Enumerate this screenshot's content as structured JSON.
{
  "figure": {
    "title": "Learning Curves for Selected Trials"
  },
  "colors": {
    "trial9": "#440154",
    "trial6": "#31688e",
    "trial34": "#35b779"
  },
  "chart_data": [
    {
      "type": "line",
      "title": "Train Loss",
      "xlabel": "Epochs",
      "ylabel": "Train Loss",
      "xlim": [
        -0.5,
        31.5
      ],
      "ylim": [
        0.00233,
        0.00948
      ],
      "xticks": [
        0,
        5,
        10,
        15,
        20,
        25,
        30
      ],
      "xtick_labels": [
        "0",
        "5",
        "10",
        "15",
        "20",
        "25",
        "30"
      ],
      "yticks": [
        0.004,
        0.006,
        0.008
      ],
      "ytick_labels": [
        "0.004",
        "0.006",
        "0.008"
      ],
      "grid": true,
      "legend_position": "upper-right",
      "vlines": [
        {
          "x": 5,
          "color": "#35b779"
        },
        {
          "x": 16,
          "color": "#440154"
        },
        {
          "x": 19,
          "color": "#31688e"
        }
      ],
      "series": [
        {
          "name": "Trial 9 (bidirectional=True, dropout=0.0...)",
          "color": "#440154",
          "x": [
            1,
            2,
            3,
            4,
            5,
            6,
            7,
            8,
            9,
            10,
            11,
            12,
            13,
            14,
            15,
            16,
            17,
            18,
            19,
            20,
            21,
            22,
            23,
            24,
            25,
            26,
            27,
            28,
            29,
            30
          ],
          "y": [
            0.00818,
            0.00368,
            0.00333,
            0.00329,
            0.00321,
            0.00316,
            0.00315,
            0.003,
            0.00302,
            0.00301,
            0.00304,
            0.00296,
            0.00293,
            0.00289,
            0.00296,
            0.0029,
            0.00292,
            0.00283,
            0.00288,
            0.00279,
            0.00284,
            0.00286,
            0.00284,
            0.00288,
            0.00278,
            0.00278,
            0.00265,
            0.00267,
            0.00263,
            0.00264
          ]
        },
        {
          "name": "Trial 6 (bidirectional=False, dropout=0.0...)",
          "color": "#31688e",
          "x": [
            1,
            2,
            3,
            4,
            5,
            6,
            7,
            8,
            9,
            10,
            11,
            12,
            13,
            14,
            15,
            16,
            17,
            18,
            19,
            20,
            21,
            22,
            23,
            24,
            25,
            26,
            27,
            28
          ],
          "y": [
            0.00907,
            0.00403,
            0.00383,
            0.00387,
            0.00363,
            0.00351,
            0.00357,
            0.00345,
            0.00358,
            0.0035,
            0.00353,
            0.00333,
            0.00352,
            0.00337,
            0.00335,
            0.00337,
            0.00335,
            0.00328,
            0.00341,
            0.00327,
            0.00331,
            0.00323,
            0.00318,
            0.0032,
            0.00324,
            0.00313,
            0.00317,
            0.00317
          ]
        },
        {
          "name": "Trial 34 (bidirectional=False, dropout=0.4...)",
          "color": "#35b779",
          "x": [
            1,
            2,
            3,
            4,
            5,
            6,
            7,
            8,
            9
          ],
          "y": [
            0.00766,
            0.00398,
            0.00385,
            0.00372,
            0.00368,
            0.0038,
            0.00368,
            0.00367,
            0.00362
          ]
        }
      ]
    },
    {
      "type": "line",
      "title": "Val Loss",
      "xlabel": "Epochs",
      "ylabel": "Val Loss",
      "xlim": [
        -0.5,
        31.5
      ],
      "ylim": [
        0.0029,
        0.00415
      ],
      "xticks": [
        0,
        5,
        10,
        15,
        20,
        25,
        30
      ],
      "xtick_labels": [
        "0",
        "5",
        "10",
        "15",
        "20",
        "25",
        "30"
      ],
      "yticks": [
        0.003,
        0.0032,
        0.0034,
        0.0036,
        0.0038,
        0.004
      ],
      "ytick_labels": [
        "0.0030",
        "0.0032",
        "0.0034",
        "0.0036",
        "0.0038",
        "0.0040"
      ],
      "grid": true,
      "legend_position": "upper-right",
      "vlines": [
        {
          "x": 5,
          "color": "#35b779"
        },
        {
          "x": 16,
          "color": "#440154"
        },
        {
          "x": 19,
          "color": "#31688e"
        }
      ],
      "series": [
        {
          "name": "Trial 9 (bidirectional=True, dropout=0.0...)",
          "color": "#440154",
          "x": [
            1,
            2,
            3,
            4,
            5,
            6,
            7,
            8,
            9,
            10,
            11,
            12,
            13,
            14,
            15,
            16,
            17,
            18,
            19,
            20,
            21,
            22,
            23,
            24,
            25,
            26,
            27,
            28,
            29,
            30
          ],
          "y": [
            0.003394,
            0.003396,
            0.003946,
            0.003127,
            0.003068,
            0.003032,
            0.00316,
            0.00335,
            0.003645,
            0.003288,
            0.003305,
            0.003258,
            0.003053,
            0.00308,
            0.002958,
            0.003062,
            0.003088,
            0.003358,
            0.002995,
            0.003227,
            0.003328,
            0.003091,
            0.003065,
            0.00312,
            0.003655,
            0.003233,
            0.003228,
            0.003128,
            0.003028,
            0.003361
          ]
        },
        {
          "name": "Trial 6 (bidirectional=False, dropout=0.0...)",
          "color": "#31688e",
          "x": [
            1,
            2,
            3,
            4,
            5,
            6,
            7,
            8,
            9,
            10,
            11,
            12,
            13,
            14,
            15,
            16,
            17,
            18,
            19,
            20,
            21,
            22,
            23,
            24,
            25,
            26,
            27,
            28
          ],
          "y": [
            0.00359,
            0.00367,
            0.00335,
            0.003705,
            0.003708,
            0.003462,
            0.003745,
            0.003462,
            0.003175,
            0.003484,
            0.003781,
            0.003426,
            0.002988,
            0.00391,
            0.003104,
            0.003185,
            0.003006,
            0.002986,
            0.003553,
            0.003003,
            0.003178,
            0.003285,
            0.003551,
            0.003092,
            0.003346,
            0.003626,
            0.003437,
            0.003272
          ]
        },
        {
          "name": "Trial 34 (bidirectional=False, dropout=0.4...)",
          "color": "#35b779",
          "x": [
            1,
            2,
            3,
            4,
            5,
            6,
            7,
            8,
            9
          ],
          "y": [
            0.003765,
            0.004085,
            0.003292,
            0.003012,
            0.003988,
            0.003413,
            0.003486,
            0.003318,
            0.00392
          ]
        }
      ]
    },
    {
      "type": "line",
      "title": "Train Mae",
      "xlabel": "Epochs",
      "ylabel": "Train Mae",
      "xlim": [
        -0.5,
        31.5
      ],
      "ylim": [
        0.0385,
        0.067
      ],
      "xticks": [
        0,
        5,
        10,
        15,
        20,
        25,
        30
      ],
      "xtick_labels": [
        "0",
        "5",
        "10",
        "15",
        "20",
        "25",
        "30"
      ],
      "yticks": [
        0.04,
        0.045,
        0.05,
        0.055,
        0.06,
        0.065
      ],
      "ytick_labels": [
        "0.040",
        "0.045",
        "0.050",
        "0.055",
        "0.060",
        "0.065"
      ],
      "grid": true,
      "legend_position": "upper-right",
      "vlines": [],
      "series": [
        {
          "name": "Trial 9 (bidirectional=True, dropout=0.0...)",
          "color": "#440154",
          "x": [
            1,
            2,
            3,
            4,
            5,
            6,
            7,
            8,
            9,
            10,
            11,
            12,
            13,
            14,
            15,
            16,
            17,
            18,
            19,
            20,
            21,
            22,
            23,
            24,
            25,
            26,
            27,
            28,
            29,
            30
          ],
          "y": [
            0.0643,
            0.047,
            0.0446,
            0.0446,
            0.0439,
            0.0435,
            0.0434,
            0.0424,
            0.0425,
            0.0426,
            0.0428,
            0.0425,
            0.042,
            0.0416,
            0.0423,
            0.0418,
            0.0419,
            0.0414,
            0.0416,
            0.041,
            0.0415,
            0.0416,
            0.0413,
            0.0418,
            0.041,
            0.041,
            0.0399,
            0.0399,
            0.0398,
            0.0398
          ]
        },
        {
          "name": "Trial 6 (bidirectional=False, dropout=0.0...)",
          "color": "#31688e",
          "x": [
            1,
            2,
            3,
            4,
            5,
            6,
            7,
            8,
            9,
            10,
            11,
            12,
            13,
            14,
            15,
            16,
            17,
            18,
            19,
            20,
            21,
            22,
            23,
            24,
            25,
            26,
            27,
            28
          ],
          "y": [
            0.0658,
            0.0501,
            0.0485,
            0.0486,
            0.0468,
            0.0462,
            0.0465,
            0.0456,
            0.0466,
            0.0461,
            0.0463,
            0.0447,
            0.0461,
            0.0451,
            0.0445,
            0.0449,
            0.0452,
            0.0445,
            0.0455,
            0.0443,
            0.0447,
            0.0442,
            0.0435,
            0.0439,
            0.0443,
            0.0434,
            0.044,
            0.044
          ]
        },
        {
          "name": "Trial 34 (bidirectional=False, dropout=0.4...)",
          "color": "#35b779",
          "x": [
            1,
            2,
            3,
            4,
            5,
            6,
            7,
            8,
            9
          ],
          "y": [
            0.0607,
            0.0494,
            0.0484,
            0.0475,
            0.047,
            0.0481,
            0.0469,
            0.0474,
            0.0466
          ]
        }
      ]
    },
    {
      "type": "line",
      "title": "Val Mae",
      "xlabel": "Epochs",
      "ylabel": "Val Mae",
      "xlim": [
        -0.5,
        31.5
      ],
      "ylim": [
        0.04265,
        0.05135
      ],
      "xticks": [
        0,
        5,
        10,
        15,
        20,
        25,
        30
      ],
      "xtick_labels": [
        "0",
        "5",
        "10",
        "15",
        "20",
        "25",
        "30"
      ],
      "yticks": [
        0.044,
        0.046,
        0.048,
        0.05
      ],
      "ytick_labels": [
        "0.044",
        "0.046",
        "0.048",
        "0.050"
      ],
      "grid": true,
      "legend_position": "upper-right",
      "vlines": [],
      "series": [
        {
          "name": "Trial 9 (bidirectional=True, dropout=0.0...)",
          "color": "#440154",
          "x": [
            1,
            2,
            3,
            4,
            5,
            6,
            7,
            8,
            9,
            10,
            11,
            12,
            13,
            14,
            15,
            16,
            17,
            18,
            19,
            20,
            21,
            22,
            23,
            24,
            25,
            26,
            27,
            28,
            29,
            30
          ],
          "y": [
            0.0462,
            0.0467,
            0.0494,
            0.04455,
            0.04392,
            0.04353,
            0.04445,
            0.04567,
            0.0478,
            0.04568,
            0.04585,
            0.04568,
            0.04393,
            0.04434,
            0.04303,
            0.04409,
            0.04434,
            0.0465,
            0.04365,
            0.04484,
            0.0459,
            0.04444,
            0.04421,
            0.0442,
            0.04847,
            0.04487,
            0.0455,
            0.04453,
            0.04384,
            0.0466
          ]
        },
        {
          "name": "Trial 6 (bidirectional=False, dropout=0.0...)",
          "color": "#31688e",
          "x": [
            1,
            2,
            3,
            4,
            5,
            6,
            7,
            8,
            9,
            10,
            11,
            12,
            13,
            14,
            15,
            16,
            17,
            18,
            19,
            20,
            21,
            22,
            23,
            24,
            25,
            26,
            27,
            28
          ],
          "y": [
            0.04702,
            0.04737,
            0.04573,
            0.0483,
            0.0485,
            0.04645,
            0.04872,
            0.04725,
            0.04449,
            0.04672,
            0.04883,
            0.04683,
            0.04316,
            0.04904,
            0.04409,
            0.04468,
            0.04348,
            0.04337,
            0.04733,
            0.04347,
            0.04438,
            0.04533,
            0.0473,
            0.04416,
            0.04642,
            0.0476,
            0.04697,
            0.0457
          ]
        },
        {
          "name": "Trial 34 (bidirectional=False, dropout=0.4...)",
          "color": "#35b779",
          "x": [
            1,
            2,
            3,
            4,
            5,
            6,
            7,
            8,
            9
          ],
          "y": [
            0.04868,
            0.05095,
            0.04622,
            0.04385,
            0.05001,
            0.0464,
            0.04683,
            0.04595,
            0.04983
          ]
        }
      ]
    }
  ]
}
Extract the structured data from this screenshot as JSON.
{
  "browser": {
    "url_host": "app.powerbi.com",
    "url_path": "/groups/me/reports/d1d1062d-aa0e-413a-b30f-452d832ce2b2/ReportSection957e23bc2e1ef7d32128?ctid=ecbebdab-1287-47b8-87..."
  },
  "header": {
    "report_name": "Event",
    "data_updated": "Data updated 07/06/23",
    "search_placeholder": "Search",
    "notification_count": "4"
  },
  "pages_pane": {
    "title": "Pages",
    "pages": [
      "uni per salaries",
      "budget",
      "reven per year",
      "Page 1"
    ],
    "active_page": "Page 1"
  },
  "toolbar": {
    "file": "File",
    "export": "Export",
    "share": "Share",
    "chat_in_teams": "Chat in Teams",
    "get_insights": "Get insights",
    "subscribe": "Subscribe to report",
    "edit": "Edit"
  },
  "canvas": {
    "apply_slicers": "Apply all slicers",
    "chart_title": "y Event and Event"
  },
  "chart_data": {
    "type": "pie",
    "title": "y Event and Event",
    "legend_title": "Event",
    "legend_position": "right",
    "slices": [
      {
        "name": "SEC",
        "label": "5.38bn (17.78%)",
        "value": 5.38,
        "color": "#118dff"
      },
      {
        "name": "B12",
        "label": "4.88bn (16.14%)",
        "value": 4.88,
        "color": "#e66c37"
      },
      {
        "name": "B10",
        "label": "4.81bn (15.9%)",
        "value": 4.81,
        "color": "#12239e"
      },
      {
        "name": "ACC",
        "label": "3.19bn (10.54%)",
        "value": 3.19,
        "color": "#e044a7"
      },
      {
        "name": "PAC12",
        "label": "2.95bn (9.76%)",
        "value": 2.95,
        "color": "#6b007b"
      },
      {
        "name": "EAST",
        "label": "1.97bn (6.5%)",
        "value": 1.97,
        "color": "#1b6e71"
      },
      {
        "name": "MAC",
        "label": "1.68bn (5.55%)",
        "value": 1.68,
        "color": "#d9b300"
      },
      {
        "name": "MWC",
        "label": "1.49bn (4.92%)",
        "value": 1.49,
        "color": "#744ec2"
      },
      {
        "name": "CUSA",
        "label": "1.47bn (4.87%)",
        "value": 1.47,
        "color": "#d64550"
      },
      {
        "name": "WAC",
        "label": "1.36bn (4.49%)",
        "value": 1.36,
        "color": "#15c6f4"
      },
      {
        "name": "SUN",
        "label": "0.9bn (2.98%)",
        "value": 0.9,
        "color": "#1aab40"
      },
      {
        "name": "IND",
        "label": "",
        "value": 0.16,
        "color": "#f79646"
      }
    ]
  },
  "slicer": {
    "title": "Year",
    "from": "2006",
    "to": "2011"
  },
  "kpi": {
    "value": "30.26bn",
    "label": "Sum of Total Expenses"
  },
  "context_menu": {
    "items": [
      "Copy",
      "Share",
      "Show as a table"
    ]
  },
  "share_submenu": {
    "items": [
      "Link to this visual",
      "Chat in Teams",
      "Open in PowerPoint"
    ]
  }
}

※

TASK DIRECTIONS:
Which lines in the records above contain the string "Chat"? Copy each one.

IN RESPONSE:
    "chat_in_teams": "Chat in Teams",
      "Chat in Teams",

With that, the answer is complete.